[A block of data]
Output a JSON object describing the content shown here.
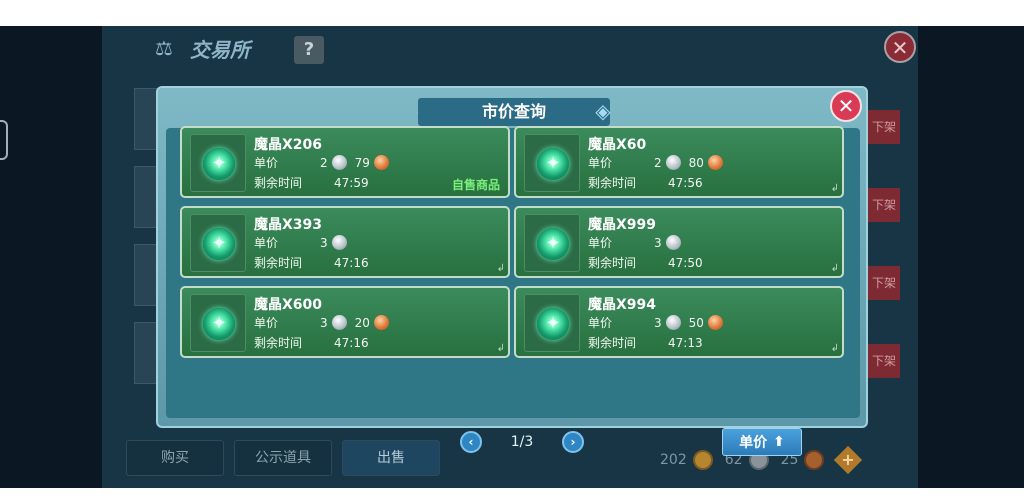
{
  "background": {
    "title": "交易所",
    "help": "?",
    "close": "✕",
    "shelf_label": "下架",
    "bottom_buttons": [
      "购买",
      "公示道具",
      "出售"
    ],
    "currency": {
      "gold": "202",
      "silver": "62",
      "copper": "25"
    }
  },
  "dialog": {
    "title": "市价查询",
    "close": "✕",
    "price_label": "单价",
    "time_label": "剩余时间",
    "self_tag": "自售商品",
    "items": [
      {
        "name": "魔晶X206",
        "silver": "2",
        "copper": "79",
        "time": "47:59",
        "self": true
      },
      {
        "name": "魔晶X60",
        "silver": "2",
        "copper": "80",
        "time": "47:56",
        "self": false
      },
      {
        "name": "魔晶X393",
        "silver": "3",
        "copper": "",
        "time": "47:16",
        "self": false
      },
      {
        "name": "魔晶X999",
        "silver": "3",
        "copper": "",
        "time": "47:50",
        "self": false
      },
      {
        "name": "魔晶X600",
        "silver": "3",
        "copper": "20",
        "time": "47:16",
        "self": false
      },
      {
        "name": "魔晶X994",
        "silver": "3",
        "copper": "50",
        "time": "47:13",
        "self": false
      }
    ],
    "pager": {
      "prev": "‹",
      "text": "1/3",
      "next": "›"
    },
    "sort_label": "单价"
  }
}
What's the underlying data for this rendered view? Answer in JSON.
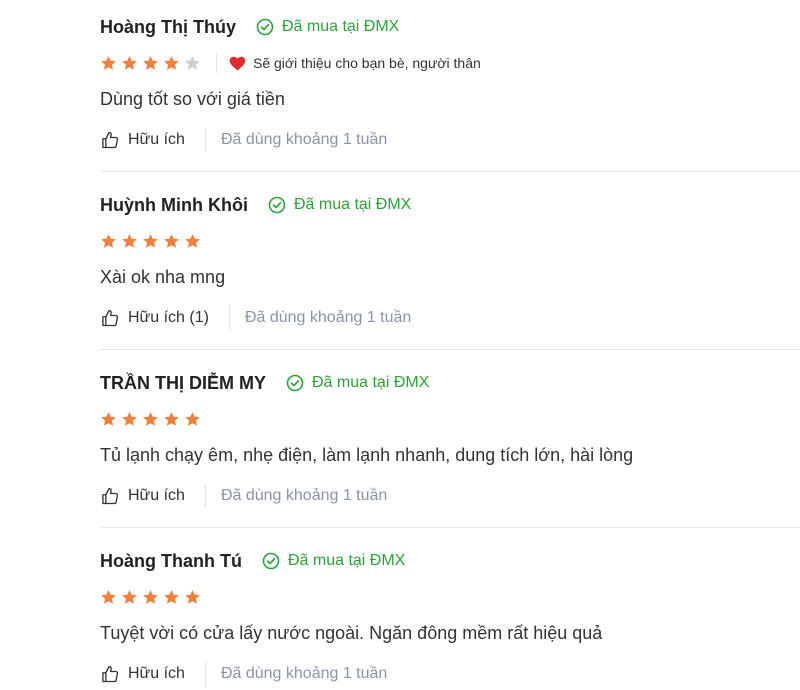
{
  "colors": {
    "star_filled": "#f0803c",
    "star_empty": "#cfcfcf",
    "verified": "#2ba336",
    "heart": "#e02b2b",
    "muted": "#8a94a6"
  },
  "icons": {
    "verified": "check-circle-icon",
    "helpful": "thumbs-up-icon",
    "recommend": "heart-icon",
    "star": "star-icon"
  },
  "reviews": [
    {
      "name": "Hoàng Thị Thúy",
      "verified_label": "Đã mua tại ĐMX",
      "rating": 4,
      "max_rating": 5,
      "recommend_label": "Sẽ giới thiệu cho bạn bè, người thân",
      "content": "Dùng tốt so với giá tiền",
      "helpful_label": "Hữu ích",
      "usage_label": "Đã dùng khoảng 1 tuần"
    },
    {
      "name": "Huỳnh Minh Khôi",
      "verified_label": "Đã mua tại ĐMX",
      "rating": 5,
      "max_rating": 5,
      "content": "Xài ok nha mng",
      "helpful_label": "Hữu ích (1)",
      "usage_label": "Đã dùng khoảng 1 tuần"
    },
    {
      "name": "TRẦN THỊ DIỄM MY",
      "verified_label": "Đã mua tại ĐMX",
      "rating": 5,
      "max_rating": 5,
      "content": "Tủ lạnh chạy êm, nhẹ điện, làm lạnh nhanh, dung tích lớn, hài lòng",
      "helpful_label": "Hữu ích",
      "usage_label": "Đã dùng khoảng 1 tuần"
    },
    {
      "name": "Hoàng Thanh Tú",
      "verified_label": "Đã mua tại ĐMX",
      "rating": 5,
      "max_rating": 5,
      "content": "Tuyệt vời có cửa lấy nước ngoài. Ngăn đông mềm rất hiệu quả",
      "helpful_label": "Hữu ích",
      "usage_label": "Đã dùng khoảng 1 tuần"
    }
  ]
}
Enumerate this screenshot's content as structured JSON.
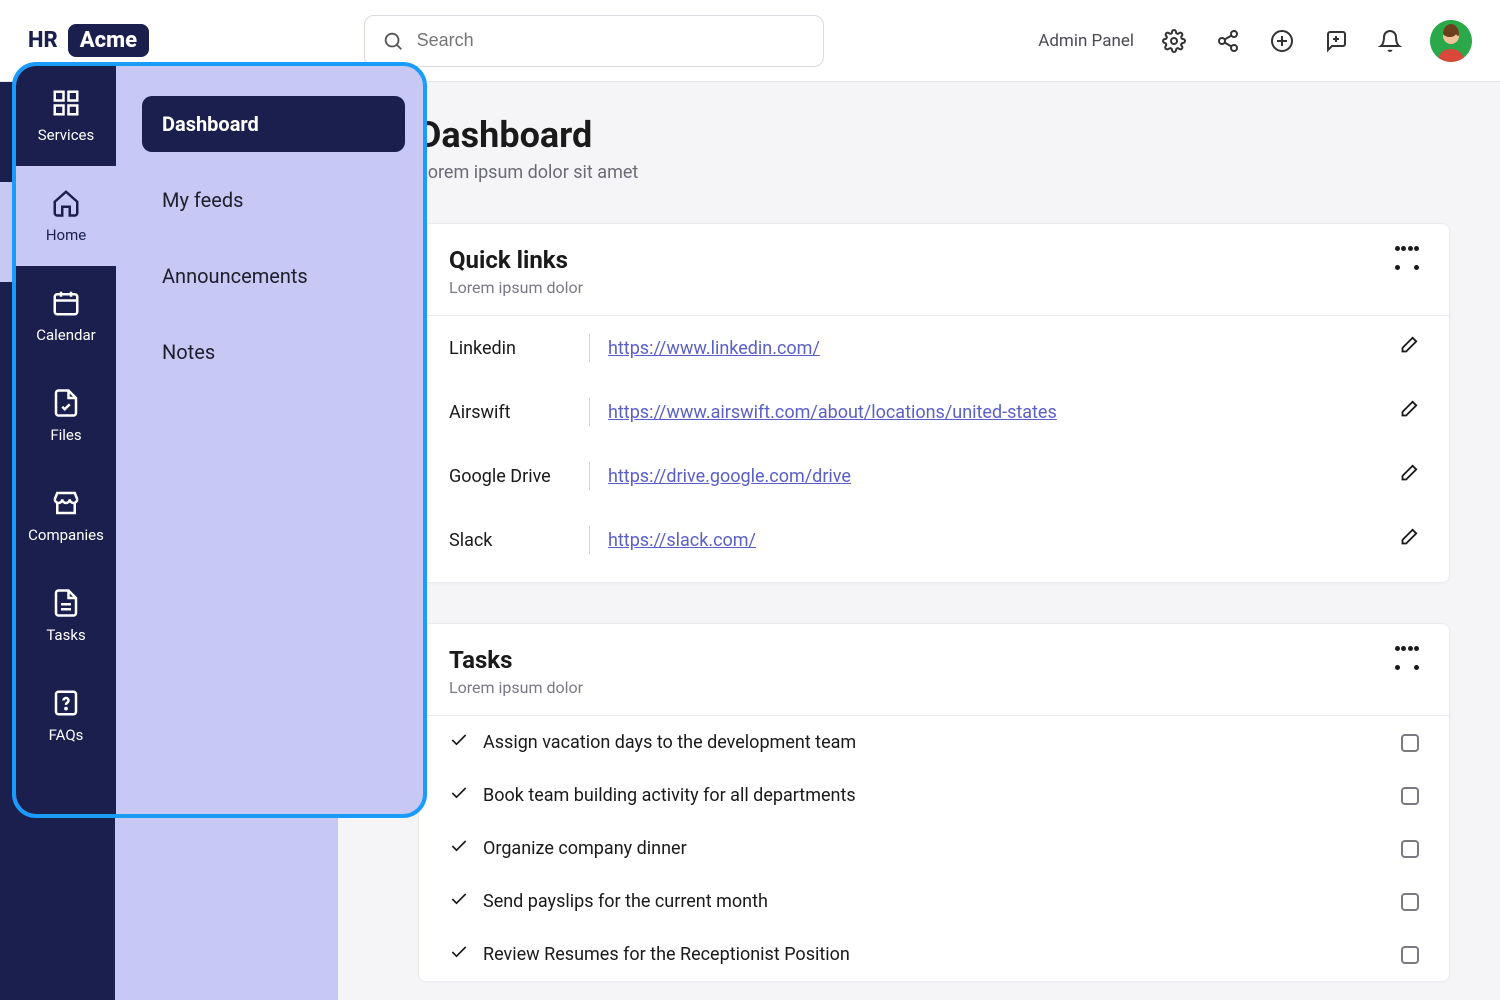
{
  "header": {
    "logo_left": "HR",
    "logo_badge": "Acme",
    "search_placeholder": "Search",
    "admin_label": "Admin Panel"
  },
  "primary_nav": [
    {
      "label": "Services"
    },
    {
      "label": "Home"
    },
    {
      "label": "Calendar"
    },
    {
      "label": "Files"
    },
    {
      "label": "Companies"
    },
    {
      "label": "Tasks"
    },
    {
      "label": "FAQs"
    }
  ],
  "flyout_menu": [
    {
      "label": "Dashboard",
      "active": true
    },
    {
      "label": "My feeds"
    },
    {
      "label": "Announcements"
    },
    {
      "label": "Notes"
    }
  ],
  "page": {
    "title": "Dashboard",
    "subtitle": "Lorem ipsum dolor sit amet"
  },
  "quick_links": {
    "title": "Quick links",
    "subtitle": "Lorem ipsum dolor",
    "rows": [
      {
        "name": "Linkedin",
        "url": "https://www.linkedin.com/"
      },
      {
        "name": "Airswift",
        "url": "https://www.airswift.com/about/locations/united-states"
      },
      {
        "name": "Google Drive",
        "url": "https://drive.google.com/drive"
      },
      {
        "name": "Slack",
        "url": "https://slack.com/"
      }
    ]
  },
  "tasks": {
    "title": "Tasks",
    "subtitle": "Lorem ipsum dolor",
    "rows": [
      {
        "text": "Assign vacation days to the development team"
      },
      {
        "text": "Book team building activity for all departments"
      },
      {
        "text": "Organize company dinner"
      },
      {
        "text": "Send payslips for the current month"
      },
      {
        "text": "Review Resumes for the Receptionist Position"
      }
    ]
  }
}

DESCRIPTION OF THE TASK
Pick out every line holding the string "this" and return it.

FULL OUTPUT
What's the underlying data for this rendered view? Answer in JSON.
Enumerate this screenshot's content as structured JSON.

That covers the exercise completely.